Data lines:
## BEGIN
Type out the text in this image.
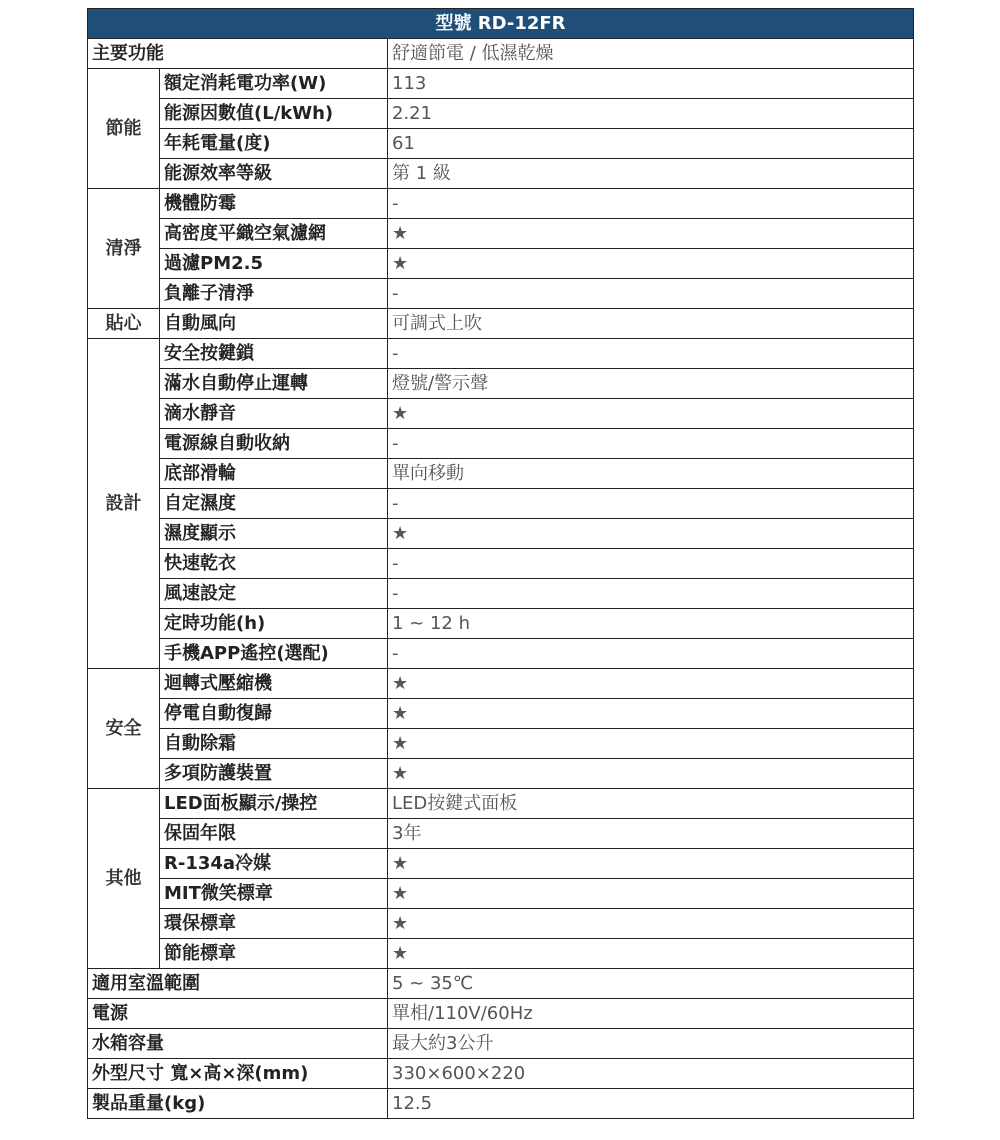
型號 RD-12FR		
主要功能		舒適節電 / 低濕乾燥
節能	額定消耗電功率(W)	113
	能源因數值(L/kWh)	2.21
	年耗電量(度)	61
	能源效率等級	第 1 級
清淨	機體防霉	-
	高密度平織空氣濾網	★
	過濾PM2.5	★
	負離子清淨	-
貼心	自動風向	可調式上吹
設計	安全按鍵鎖	-
	滿水自動停止運轉	燈號/警示聲
	滴水靜音	★
	電源線自動收納	-
	底部滑輪	單向移動
	自定濕度	-
	濕度顯示	★
	快速乾衣	-
	風速設定	-
	定時功能(h)	1 ~ 12 h
	手機APP遙控(選配)	-
安全	迴轉式壓縮機	★
	停電自動復歸	★
	自動除霜	★
	多項防護裝置	★
其他	LED面板顯示/操控	LED按鍵式面板
	保固年限	3年
	R-134a冷媒	★
	MIT微笑標章	★
	環保標章	★
	節能標章	★
適用室溫範圍		5 ~ 35℃
電源		單相/110V/60Hz
水箱容量		最大約3公升
外型尺寸 寬×高×深(mm)		330×600×220
製品重量(kg)		12.5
## END
Instruction: Return the listing above word for word, with the pictures removed.

Result below:
Type out the text in this image.
型號 RD-12FR		
主要功能		舒適節電 / 低濕乾燥
節能	額定消耗電功率(W)	113
	能源因數值(L/kWh)	2.21
	年耗電量(度)	61
	能源效率等級	第 1 級
清淨	機體防霉	-
	高密度平織空氣濾網	★
	過濾PM2.5	★
	負離子清淨	-
貼心	自動風向	可調式上吹
設計	安全按鍵鎖	-
	滿水自動停止運轉	燈號/警示聲
	滴水靜音	★
	電源線自動收納	-
	底部滑輪	單向移動
	自定濕度	-
	濕度顯示	★
	快速乾衣	-
	風速設定	-
	定時功能(h)	1 ~ 12 h
	手機APP遙控(選配)	-
安全	迴轉式壓縮機	★
	停電自動復歸	★
	自動除霜	★
	多項防護裝置	★
其他	LED面板顯示/操控	LED按鍵式面板
	保固年限	3年
	R-134a冷媒	★
	MIT微笑標章	★
	環保標章	★
	節能標章	★
適用室溫範圍		5 ~ 35℃
電源		單相/110V/60Hz
水箱容量		最大約3公升
外型尺寸 寬×高×深(mm)		330×600×220
製品重量(kg)		12.5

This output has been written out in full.